◆ The exercise ◆
Every entry must be echoed exactly.

◆ Material provided ◆
|---|

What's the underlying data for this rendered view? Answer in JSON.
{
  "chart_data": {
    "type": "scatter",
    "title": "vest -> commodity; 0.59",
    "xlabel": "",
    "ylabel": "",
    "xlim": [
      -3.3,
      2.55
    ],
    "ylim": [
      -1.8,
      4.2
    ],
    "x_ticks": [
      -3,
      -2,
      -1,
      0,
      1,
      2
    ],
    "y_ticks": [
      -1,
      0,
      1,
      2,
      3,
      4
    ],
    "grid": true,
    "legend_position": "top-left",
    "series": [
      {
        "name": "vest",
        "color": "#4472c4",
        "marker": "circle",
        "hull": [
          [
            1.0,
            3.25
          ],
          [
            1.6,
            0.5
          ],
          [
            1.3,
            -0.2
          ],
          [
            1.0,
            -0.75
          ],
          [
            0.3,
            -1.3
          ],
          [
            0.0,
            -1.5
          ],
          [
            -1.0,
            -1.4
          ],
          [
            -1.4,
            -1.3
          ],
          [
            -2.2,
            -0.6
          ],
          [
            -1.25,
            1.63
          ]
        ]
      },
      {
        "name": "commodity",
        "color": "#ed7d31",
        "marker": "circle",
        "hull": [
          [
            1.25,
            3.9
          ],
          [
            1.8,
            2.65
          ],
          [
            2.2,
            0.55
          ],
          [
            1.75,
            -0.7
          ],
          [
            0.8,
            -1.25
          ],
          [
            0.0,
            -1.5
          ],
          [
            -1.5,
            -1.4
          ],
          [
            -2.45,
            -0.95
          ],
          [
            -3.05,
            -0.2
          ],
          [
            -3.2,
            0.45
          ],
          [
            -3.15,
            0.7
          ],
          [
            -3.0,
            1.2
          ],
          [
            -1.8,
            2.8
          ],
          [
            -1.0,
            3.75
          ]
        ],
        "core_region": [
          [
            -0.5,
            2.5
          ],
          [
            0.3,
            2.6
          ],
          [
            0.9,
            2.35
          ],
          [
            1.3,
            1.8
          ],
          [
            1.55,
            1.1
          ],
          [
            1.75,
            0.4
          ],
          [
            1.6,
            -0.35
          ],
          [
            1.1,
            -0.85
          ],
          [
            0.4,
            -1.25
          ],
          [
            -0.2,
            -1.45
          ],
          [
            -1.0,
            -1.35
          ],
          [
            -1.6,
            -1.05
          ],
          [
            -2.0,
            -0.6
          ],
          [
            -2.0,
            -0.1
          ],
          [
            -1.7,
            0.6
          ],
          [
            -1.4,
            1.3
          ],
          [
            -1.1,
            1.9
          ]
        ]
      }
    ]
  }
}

|---|

◆ Solution to the problem ◆
What's the underlying data for this rendered view? Answer in JSON.
{
  "chart_data": {
    "type": "scatter",
    "title": "vest -> commodity; 0.59",
    "xlabel": "",
    "ylabel": "",
    "xlim": [
      -3.3,
      2.55
    ],
    "ylim": [
      -1.8,
      4.2
    ],
    "x_ticks": [
      -3,
      -2,
      -1,
      0,
      1,
      2
    ],
    "y_ticks": [
      -1,
      0,
      1,
      2,
      3,
      4
    ],
    "grid": true,
    "legend_position": "top-left",
    "series": [
      {
        "name": "vest",
        "color": "#4472c4",
        "marker": "circle",
        "hull": [
          [
            1.0,
            3.25
          ],
          [
            1.6,
            0.5
          ],
          [
            1.3,
            -0.2
          ],
          [
            1.0,
            -0.75
          ],
          [
            0.3,
            -1.3
          ],
          [
            0.0,
            -1.5
          ],
          [
            -1.0,
            -1.4
          ],
          [
            -1.4,
            -1.3
          ],
          [
            -2.2,
            -0.6
          ],
          [
            -1.25,
            1.63
          ]
        ]
      },
      {
        "name": "commodity",
        "color": "#ed7d31",
        "marker": "circle",
        "hull": [
          [
            1.25,
            3.9
          ],
          [
            1.8,
            2.65
          ],
          [
            2.2,
            0.55
          ],
          [
            1.75,
            -0.7
          ],
          [
            0.8,
            -1.25
          ],
          [
            0.0,
            -1.5
          ],
          [
            -1.5,
            -1.4
          ],
          [
            -2.45,
            -0.95
          ],
          [
            -3.05,
            -0.2
          ],
          [
            -3.2,
            0.45
          ],
          [
            -3.15,
            0.7
          ],
          [
            -3.0,
            1.2
          ],
          [
            -1.8,
            2.8
          ],
          [
            -1.0,
            3.75
          ]
        ],
        "core_region": [
          [
            -0.5,
            2.5
          ],
          [
            0.3,
            2.6
          ],
          [
            0.9,
            2.35
          ],
          [
            1.3,
            1.8
          ],
          [
            1.55,
            1.1
          ],
          [
            1.75,
            0.4
          ],
          [
            1.6,
            -0.35
          ],
          [
            1.1,
            -0.85
          ],
          [
            0.4,
            -1.25
          ],
          [
            -0.2,
            -1.45
          ],
          [
            -1.0,
            -1.35
          ],
          [
            -1.6,
            -1.05
          ],
          [
            -2.0,
            -0.6
          ],
          [
            -2.0,
            -0.1
          ],
          [
            -1.7,
            0.6
          ],
          [
            -1.4,
            1.3
          ],
          [
            -1.1,
            1.9
          ]
        ]
      }
    ]
  }
}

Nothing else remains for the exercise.